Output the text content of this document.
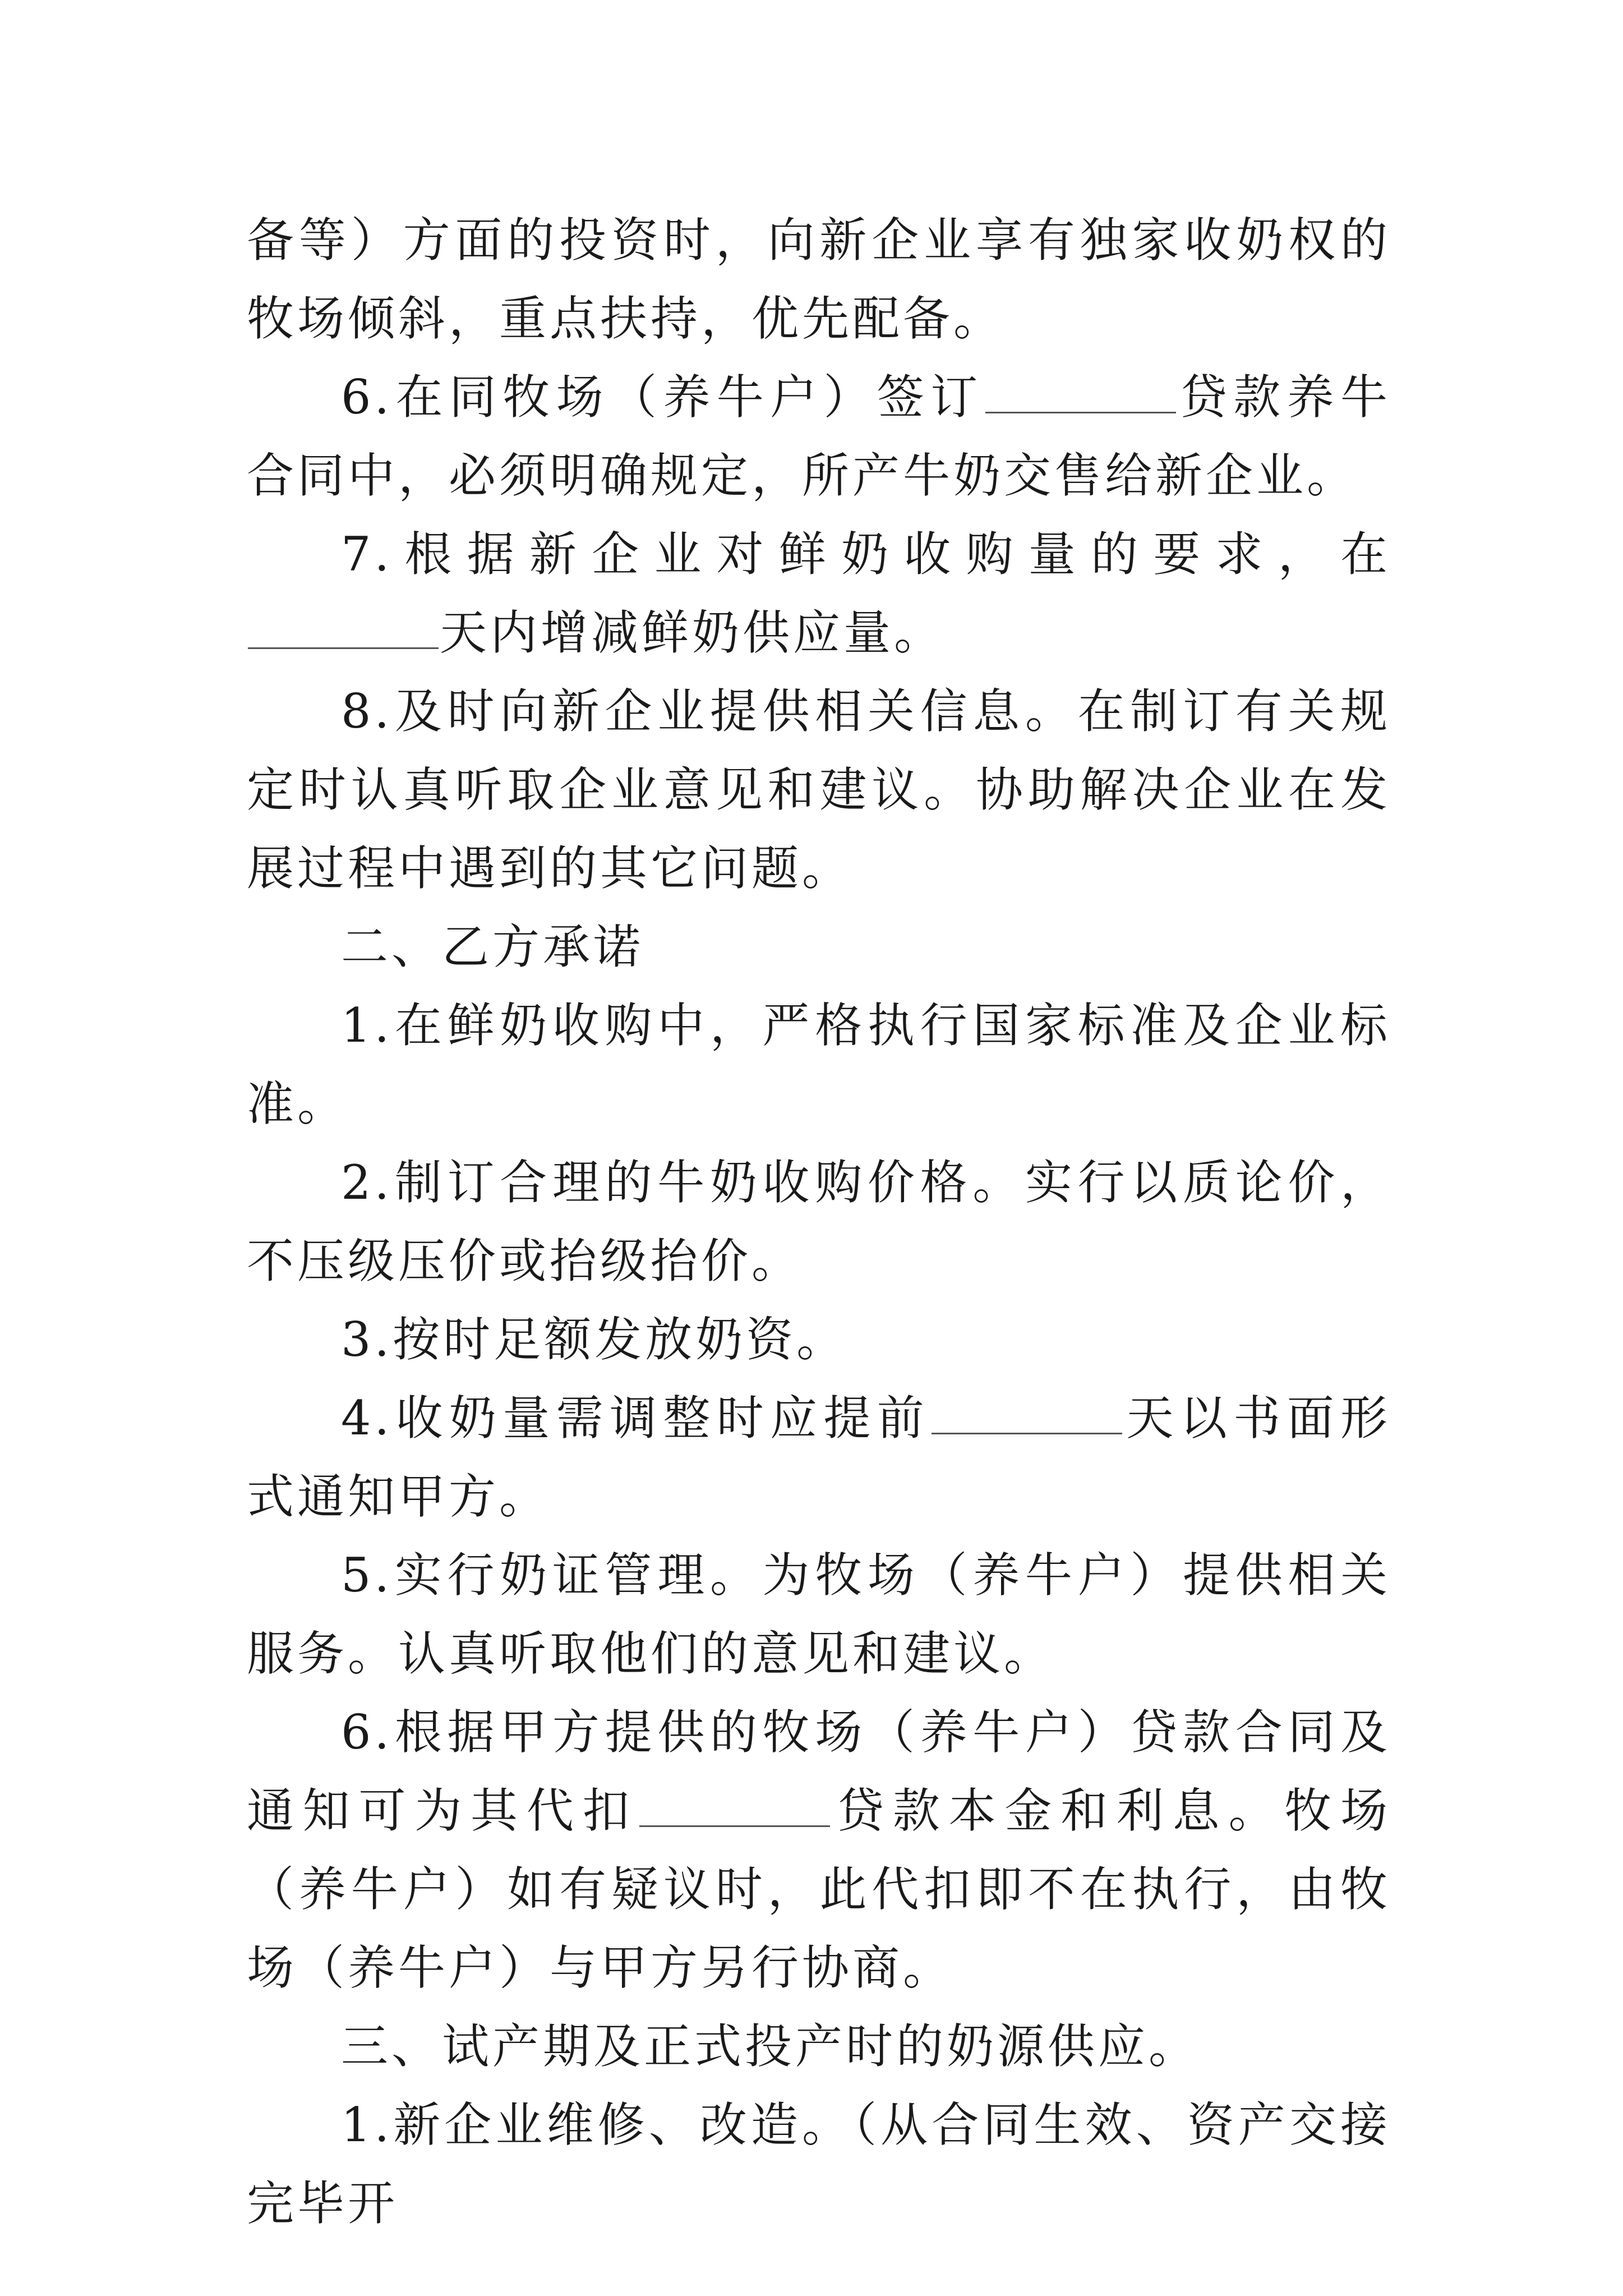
备等）方面的投资时，向新企业享有独家收奶权的牧场倾斜，重点扶持，优先配备。

6.在同牧场（养牛户）签订	贷款养牛合同中，必须明确规定，所产牛奶交售给新企业。

7.根据新企业对鲜奶收购量的要求，在天内增减鲜奶供应量。

8.及时向新企业提供相关信息。在制订有关规定时认真听取企业意见和建议。协助解决企业在发展过程中遇到的其它问题。

二、乙方承诺

1.在鲜奶收购中，严格执行国家标准及企业标准。

2.制订合理的牛奶收购价格。实行以质论价，不压级压价或抬级抬价。

3.按时足额发放奶资。

4.收奶量需调整时应提前	天以书面形式通知甲方。

5.实行奶证管理。为牧场（养牛户）提供相关服务。认真听取他们的意见和建议。

6.根据甲方提供的牧场（养牛户）贷款合同及通知可为其代扣	贷款本金和利息。牧场（养牛户）如有疑议时，此代扣即不在执行，由牧场（养牛户）与甲方另行协商。

三、试产期及正式投产时的奶源供应。

1.新企业维修、改造。（从合同生效、资产交接完毕开
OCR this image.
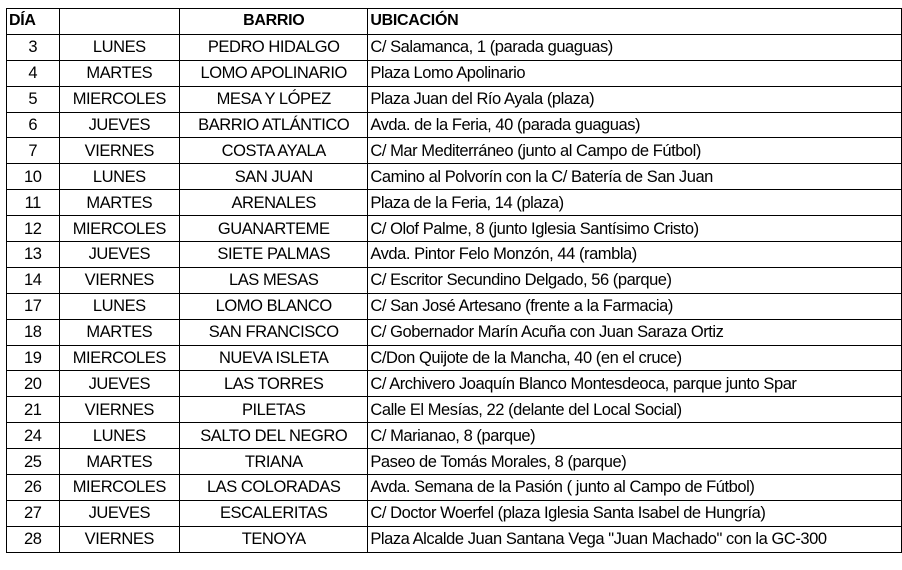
DÍA		BARRIO	UBICACIÓN
3	LUNES	PEDRO HIDALGO	C/ Salamanca, 1 (parada guaguas)
4	MARTES	LOMO APOLINARIO	Plaza Lomo Apolinario
5	MIERCOLES	MESA Y LÓPEZ	Plaza Juan del Río Ayala (plaza)
6	JUEVES	BARRIO ATLÁNTICO	Avda. de la Feria, 40 (parada guaguas)
7	VIERNES	COSTA AYALA	C/ Mar Mediterráneo (junto al Campo de Fútbol)
10	LUNES	SAN JUAN	Camino al Polvorín con la C/ Batería de San Juan
11	MARTES	ARENALES	Plaza de la Feria, 14 (plaza)
12	MIERCOLES	GUANARTEME	C/ Olof Palme, 8 (junto Iglesia Santísimo Cristo)
13	JUEVES	SIETE PALMAS	Avda. Pintor Felo Monzón, 44 (rambla)
14	VIERNES	LAS MESAS	C/ Escritor Secundino Delgado, 56 (parque)
17	LUNES	LOMO BLANCO	C/ San José Artesano (frente a la Farmacia)
18	MARTES	SAN FRANCISCO	C/ Gobernador Marín Acuña con Juan Saraza Ortiz
19	MIERCOLES	NUEVA ISLETA	C/Don Quijote de la Mancha, 40 (en el cruce)
20	JUEVES	LAS TORRES	C/ Archivero Joaquín Blanco Montesdeoca, parque junto Spar
21	VIERNES	PILETAS	Calle El Mesías, 22 (delante del Local Social)
24	LUNES	SALTO DEL NEGRO	C/ Marianao, 8 (parque)
25	MARTES	TRIANA	Paseo de Tomás Morales, 8 (parque)
26	MIERCOLES	LAS COLORADAS	Avda. Semana de la Pasión ( junto al Campo de Fútbol)
27	JUEVES	ESCALERITAS	C/ Doctor Woerfel (plaza Iglesia Santa Isabel de Hungría)
28	VIERNES	TENOYA	Plaza Alcalde Juan Santana Vega "Juan Machado" con la GC-300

____

▶ [TASK TO COMPLETE]: Extract lines where the string "this" occurs.

▶ [COMPLETED EXERCISE]:
Output the text content of this document.
OCR this image.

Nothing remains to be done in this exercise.